§ Written tasks
**A.** According to the review of Anthony Trollope's novel Rachel Ray, in what place does the Ray family's cottage stand?
**B.** Pick up the Rachel Ray review where it stops and continue writing it.

==== Text

I read this book for the Mount TBR Reading Challenge hosted over
at My
Reader’s Block from January 1 – December 31, 2017. The challenge is to read
books that you already own.
Rachel Ray –
Anthony Trollope
A light fairy tale like this novel is the choice to take
on summer vacation, laze on a deck, in the shade, and delight in.
Our titular heroine lives with her widowed mother and
older sister. Mrs. Ray is timid but good-natured. Sis, a.k.a. the widow Mrs.
Prime, is a dour bible-thumper put out when others seem to be enjoying life.
The trio lives in a humble cottage in Bragg’s End, where reasons for boasting
peter out. Mrs. Ray is tyrannized by Mrs. Prime, but Rachel holds off Sis’
efforts to get to toe the evangelical line.
Comely - of course - Rachel attracts the attention of Luke
Rowan. He has inherited a share in a local brewery that makes a little profit
though its product “isn’t worth swallowing” and thus can’t compete with the
local hard cider (strange how things come back, considering the growing
popularity of cider in our day). Mrs. Prime mistrusts Luke’s character, and does
not hesitate to share her concerns with her easily-alarmed mother. Mrs. Ray talks
to her pastor, the misnamed Mr. Comfort. He vouches for Rowan’s motives at
first but unfounded rumors undermine Luke’s reputation. Mr. Comfort then
advises Mrs. Ray to squelch the engagement between Rachel and Rowan. O,
trouble, indeed.

========
==== Material

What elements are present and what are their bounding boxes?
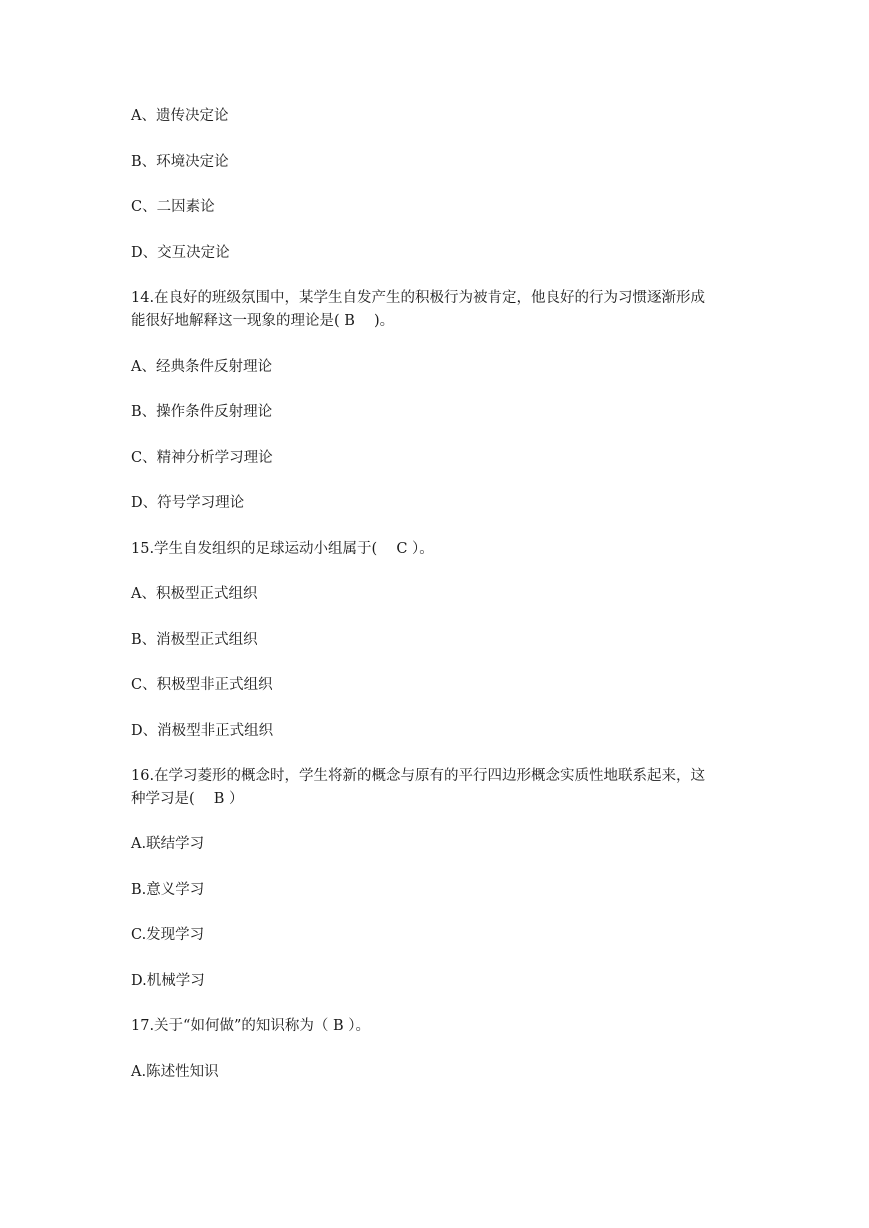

========

§ Final answers
**A.** Bragg's End

**B.**
Trollope also includes a serio-comic courtship between
Mrs. Prime and her pastor, Samuel Prong. Prong is as fanatical as narrow-minded
as she. But conflict ensues because his ideas on wifely submission to husbandly
authority include his control over her income from her first husband's estate.
Stand-out pieces include the planning and execution of Mrs. Tappitt’s ball and
the conversations between Mr. and Mrs. Tappitt. Luke is not nearly the fatuous
overly confident young person as the clerks in The Three
Clerks, Harry Clavering in The
Claverings, or the naïve lame suitors (Arabin, Eames, etc.) in
the Barsetshire
chronicles.
This was written in 1863 between Framley
Parsonage (1861) and The Small
House at Allington (1864). This novel
is an example of what George Eliot was talking about when she wrote Trollope of
his novels, “They are like pleasant public gardens, where people go for
amusement and, whether they think of it or not, get health as well.” If you in the mood for English-style "nice" this is the ticket
Click on the title below to go to my review
of other Trollope novels.
The Warden
(1855)
Barchester
Towers (1857)
The Three
Clerks (1858)
Dr. Thorne (1858)
Framley
Parsonage (1861)
Orley Farm (1862)
The Small
House at Allington (1864)
Miss Mackenzie (1865)
The Claverings (1867)
The Last
Chronicle of Barset (1867)
He Knew He Was Right (1869)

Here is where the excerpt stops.